# GIVEN PASSAGE start

Get our free app for a better experience

4.9
Install Now
Industry and Infrastructure

How China gained control over the global rare earth minerals supply chain

11 Jun 2025 Zinkpot 140
How China gained control over the global rare earth minerals supply chain

China’s dominance over the global rare earth minerals supply chain, which includes 17 elements critical for technologies like smartphones, electric vehicles, wind turbines, and defense systems, is the result of decades of strategic policies, economic incentives, and geopolitical maneuvering. China has near absolute monopoly on these rare earths.

 

EXAMPLES

  1. Neodymium & Praseodymium: Permanent magnets for EVs, wind turbines.
  2. Europium & Terbium: Fluorescent lights, LED displays.
  3. Dysprosium: Magnets that can withstand high temperatures.
  4. Lanthanum: Camera lenses, hybrid batteries.
  5. Yttrium: Superconductors, lasers, ceramics.

 

But how China achieved this control? The answer has many dimensions such as China's strategic vision and early investment in the field. Then it's expertise on the mining, regulatory framework and others. These points are discussed one by one.

 

Strategic Vision and Early Investment (1980s-1990s)

 

China recognized the strategic importance of rare earths early on. In 1992, Deng Xiaoping famously stated, “The Middle East has oil; China has rare earths,” signaling the country’s intent to leverage its resources. With over 30% of global reserves, primarily in Inner Mongolia’s Bayan Obo mine, China began investing heavily in its rare earth industry as early as the 1920s, following the discovery of deposits.

 

By the 1980s, the government provided export tax rebates to mining companies, lowering production costs and enabling Chinese firms to capture market share. From 1985 to 1995, China’s rare earth production surged from 8,500 metric tons to 48,000 metric tons, increasing its global mining share from 21.4% to 60.1%.

 

The Chinese government declared rare earths a protected strategic resource in 1990, restricting foreign firms from mining and limiting their role in processing to joint ventures with Chinese companies. These partnerships allowed China to absorb foreign technology and expertise, particularly from the US, Canada, and Japan, while gradually sidelining foreign competition. For instance, in 1979, Japan’s Inoue Japax Research collaborated with China on ore analysis, and by 1989, US firm Tredas International partnered with a Chinese company to produce magnets.

 

Economic and Regulatory Advantages

 

China leveraged low labor costs, lax environmental regulations, and state subsidies to outcompete global producers. By the 1990s, Western companies, facing high operational costs and stricter environmental standards, began shifting production to China. Large US firms like Molycorp shut down, unable to compete with China’s cheaper output. This period saw China’s production soar, reaching up to 97% of global supply by the early 2000s. The government also strategically flooded the market with low-cost rare earths, discouraging foreign investment in new mines and further consolidating its position.

 

Control Over Processing and Refining

 

China’s dominance isn’t just in mining but in the technically challenging and environmentally damaging refining process. By 2023, China controlled nearly 90% of global rare earth processing, a critical chokepoint in the supply chain. While countries like the US (Mountain Pass mine) and Australia (Lynas Rare Earths) have increased mining, much of their ore is still sent to China for processing due to a lack of domestic refining capacity elsewhere. China’s vertical integration—controlling mining, refining, and manufacturing of end products like magnets (90% of global production)—makes it indispensable.

# GIVEN PASSAGE end

### AIM A
Find every line of the records that contains the string "tick", treating uppercase and lowercase as different.
The records have no connection to the rare earth article.

# DATA SHOWN start

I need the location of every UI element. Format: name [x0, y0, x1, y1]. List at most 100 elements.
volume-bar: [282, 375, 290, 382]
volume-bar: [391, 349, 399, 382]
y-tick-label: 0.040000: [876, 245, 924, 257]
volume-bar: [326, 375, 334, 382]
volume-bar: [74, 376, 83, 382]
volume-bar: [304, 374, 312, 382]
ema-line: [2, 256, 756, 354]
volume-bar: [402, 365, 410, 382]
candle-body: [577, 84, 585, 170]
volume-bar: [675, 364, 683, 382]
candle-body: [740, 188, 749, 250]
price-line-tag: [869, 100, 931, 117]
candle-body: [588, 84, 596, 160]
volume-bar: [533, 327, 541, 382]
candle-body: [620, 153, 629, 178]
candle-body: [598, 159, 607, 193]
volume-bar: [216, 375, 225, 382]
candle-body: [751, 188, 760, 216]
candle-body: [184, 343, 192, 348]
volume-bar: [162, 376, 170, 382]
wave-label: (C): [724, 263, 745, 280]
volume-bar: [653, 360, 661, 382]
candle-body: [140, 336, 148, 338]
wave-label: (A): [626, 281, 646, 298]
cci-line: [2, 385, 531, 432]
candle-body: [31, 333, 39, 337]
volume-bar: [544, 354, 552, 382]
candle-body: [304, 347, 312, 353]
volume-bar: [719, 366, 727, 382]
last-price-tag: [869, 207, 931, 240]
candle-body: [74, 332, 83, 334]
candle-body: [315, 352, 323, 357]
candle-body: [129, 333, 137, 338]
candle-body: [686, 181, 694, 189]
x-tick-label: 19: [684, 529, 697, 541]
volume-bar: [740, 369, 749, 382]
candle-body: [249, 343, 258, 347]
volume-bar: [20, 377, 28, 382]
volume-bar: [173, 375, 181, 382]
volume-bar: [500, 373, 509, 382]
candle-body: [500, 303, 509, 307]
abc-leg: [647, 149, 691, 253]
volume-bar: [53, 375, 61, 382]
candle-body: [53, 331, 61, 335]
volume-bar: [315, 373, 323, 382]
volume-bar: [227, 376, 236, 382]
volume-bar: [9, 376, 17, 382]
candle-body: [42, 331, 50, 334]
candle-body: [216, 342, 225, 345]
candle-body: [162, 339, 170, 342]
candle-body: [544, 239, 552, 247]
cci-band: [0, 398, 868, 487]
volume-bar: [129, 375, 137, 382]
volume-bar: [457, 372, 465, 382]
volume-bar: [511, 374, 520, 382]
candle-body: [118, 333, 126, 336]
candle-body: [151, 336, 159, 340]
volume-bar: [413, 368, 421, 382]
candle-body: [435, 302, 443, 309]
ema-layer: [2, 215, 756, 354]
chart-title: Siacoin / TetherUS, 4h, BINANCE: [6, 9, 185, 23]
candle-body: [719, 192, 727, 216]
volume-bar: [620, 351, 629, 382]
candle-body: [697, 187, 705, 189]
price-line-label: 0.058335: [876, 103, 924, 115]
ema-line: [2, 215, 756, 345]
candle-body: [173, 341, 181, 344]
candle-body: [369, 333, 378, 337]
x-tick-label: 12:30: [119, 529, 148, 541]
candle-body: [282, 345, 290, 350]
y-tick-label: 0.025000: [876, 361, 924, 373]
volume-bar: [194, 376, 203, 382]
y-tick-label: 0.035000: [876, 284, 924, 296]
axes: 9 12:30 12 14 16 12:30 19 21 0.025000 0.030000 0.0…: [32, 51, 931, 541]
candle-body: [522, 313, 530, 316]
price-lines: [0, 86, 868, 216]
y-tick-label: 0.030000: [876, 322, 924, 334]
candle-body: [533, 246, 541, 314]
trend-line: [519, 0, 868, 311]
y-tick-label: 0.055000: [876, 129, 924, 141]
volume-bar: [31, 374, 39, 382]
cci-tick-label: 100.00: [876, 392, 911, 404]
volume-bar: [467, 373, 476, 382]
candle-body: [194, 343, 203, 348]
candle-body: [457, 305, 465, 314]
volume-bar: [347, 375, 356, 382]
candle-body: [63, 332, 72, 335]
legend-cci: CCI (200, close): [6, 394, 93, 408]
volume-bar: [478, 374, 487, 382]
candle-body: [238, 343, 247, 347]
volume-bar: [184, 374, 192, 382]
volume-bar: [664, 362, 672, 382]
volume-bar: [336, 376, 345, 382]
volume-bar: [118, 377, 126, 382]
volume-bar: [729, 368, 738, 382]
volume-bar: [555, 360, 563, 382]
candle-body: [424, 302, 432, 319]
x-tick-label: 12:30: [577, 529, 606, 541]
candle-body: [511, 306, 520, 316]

# DATA SHOWN end

### AIM B
Print the portion of the rare earth article starting with "1. Neodymium &" and going on through "lenses, hybrid batteries.", copying it word for word.

### TASK ANSWER A
y-tick-label: 0.040000: [876, 245, 924, 257]
x-tick-label: 19: [684, 529, 697, 541]
x-tick-label: 12:30: [119, 529, 148, 541]
y-tick-label: 0.025000: [876, 361, 924, 373]
y-tick-label: 0.035000: [876, 284, 924, 296]
y-tick-label: 0.030000: [876, 322, 924, 334]
y-tick-label: 0.055000: [876, 129, 924, 141]
cci-tick-label: 100.00: [876, 392, 911, 404]
x-tick-label: 12:30: [577, 529, 606, 541]

### TASK ANSWER B
1. Neodymium & Praseodymium: Permanent magnets for EVs, wind turbines.
  2. Europium & Terbium: Fluorescent lights, LED displays.
  3. Dysprosium: Magnets that can withstand high temperatures.
  4. Lanthanum: Camera lenses, hybrid batteries.